§ **Extracted material**:
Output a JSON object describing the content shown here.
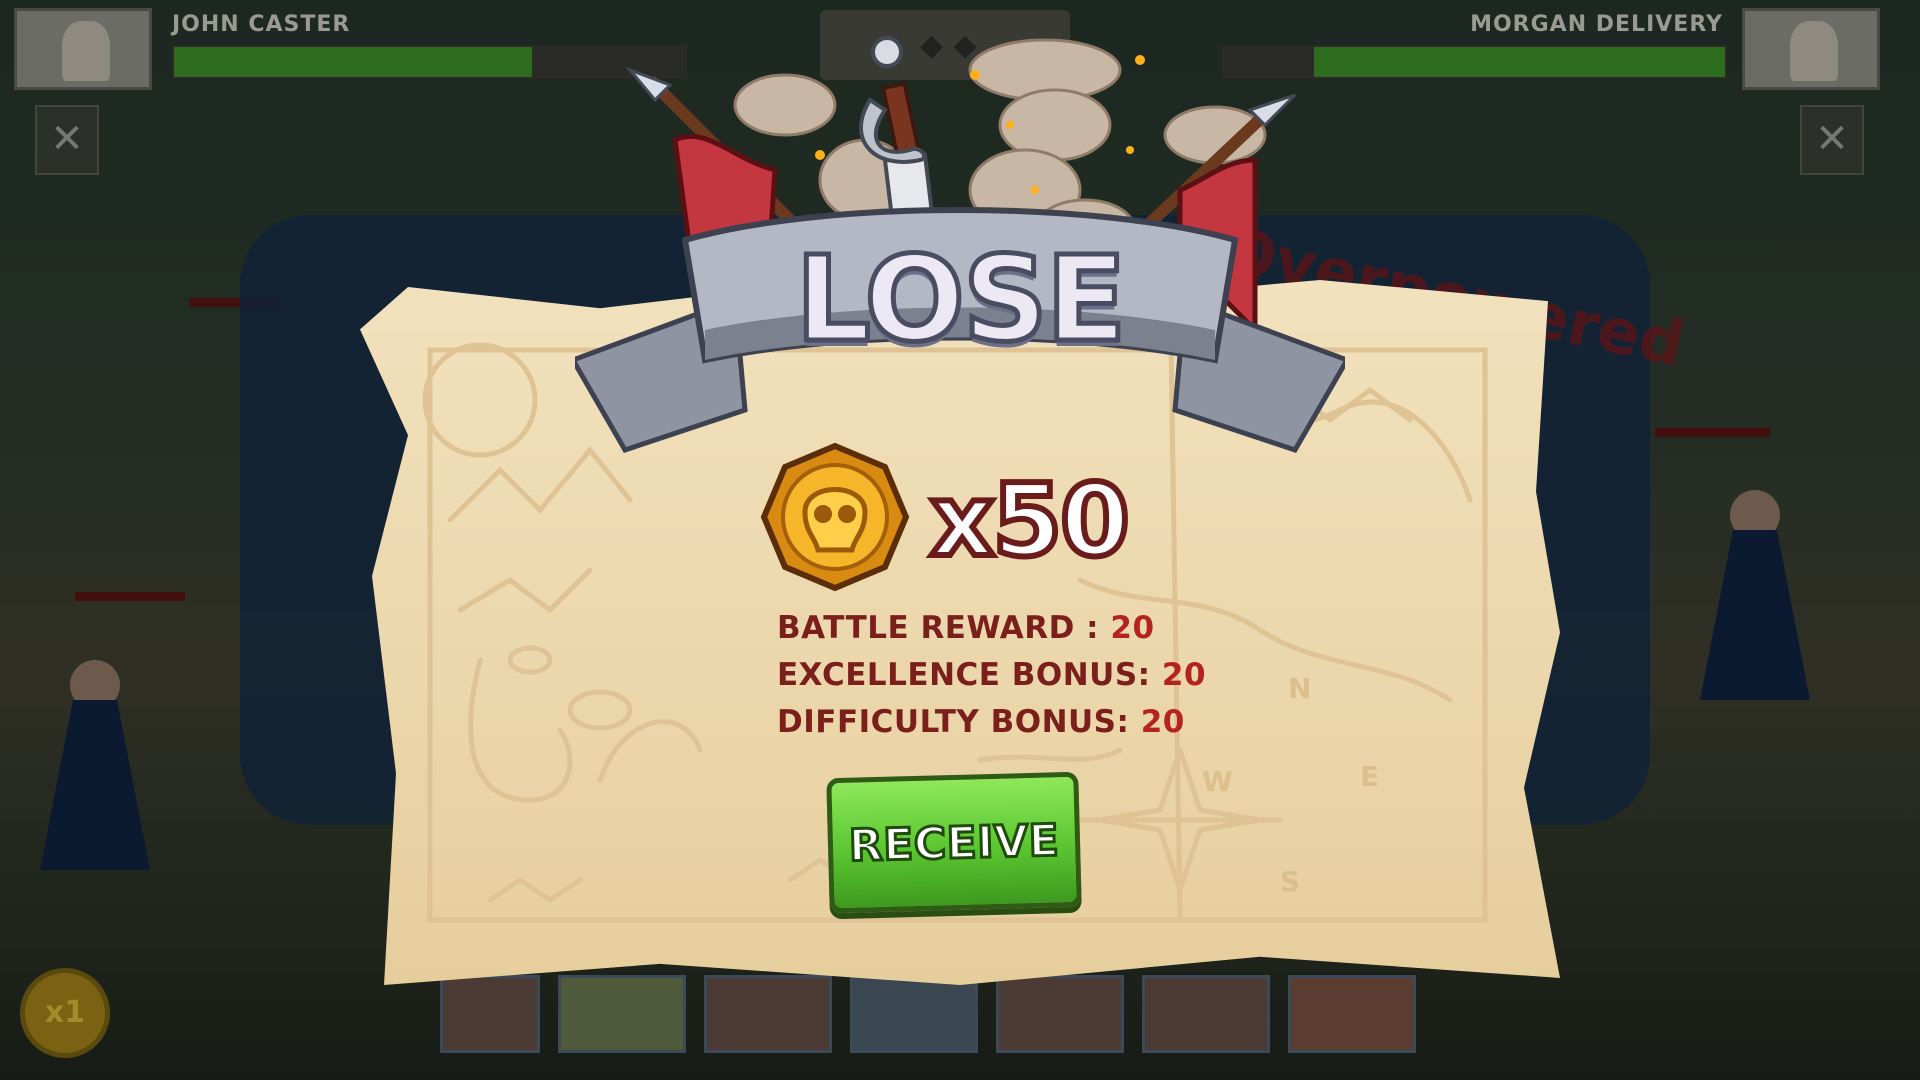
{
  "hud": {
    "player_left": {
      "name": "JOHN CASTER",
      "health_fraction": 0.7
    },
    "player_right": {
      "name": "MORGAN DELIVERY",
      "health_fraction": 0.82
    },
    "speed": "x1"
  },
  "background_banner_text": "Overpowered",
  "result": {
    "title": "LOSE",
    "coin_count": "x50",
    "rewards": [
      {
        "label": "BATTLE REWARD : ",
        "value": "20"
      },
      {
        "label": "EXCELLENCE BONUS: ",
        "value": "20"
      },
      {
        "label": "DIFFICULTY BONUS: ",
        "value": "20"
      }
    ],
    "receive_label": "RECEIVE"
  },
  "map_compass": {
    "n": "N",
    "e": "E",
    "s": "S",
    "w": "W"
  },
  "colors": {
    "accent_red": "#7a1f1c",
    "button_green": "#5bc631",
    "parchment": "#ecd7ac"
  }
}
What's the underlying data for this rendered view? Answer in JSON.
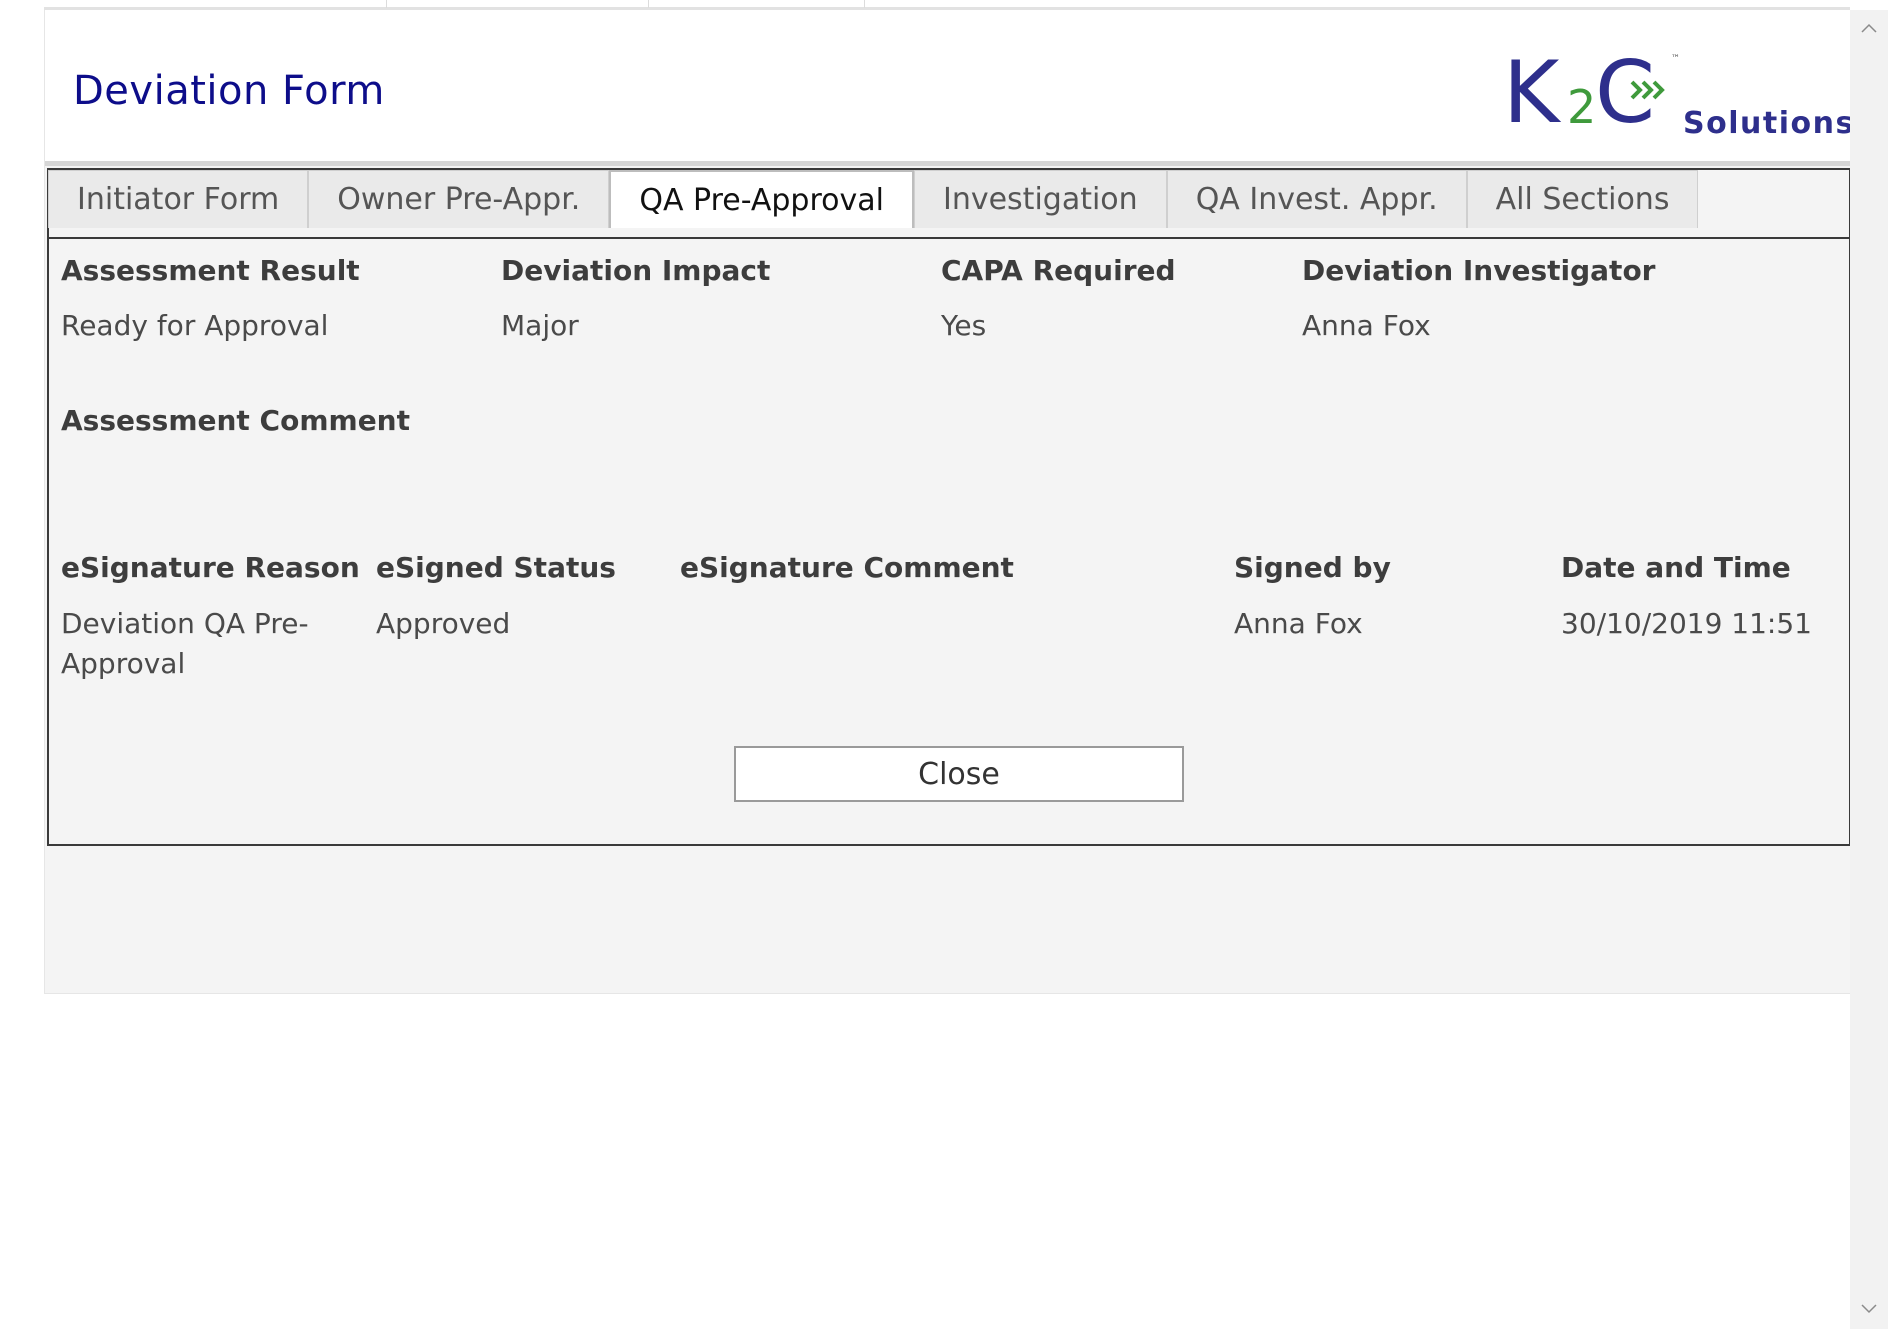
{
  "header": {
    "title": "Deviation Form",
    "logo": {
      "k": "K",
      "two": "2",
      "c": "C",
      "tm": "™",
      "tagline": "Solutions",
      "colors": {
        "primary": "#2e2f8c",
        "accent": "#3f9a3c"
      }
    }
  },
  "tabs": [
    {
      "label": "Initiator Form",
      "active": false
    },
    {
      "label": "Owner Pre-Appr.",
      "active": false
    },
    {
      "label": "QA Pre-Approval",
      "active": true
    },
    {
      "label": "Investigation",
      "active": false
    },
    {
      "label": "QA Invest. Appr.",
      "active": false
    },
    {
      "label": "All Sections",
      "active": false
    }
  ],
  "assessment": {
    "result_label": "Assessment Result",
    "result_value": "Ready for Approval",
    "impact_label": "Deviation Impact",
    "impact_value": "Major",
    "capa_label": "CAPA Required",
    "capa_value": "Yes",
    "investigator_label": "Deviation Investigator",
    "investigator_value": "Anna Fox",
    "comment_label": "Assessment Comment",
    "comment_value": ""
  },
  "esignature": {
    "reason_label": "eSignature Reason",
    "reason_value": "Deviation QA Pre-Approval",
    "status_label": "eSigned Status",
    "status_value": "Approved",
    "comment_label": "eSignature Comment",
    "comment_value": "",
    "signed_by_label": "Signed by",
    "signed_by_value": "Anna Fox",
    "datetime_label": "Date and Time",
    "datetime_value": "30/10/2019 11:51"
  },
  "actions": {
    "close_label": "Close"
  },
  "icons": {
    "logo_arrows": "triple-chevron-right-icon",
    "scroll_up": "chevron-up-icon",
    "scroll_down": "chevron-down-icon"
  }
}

§ **Written task**:
Select all lines in the listing that include the word "Form".

§ **The response**:
    "title": "Deviation Form",
      "label": "Initiator Form",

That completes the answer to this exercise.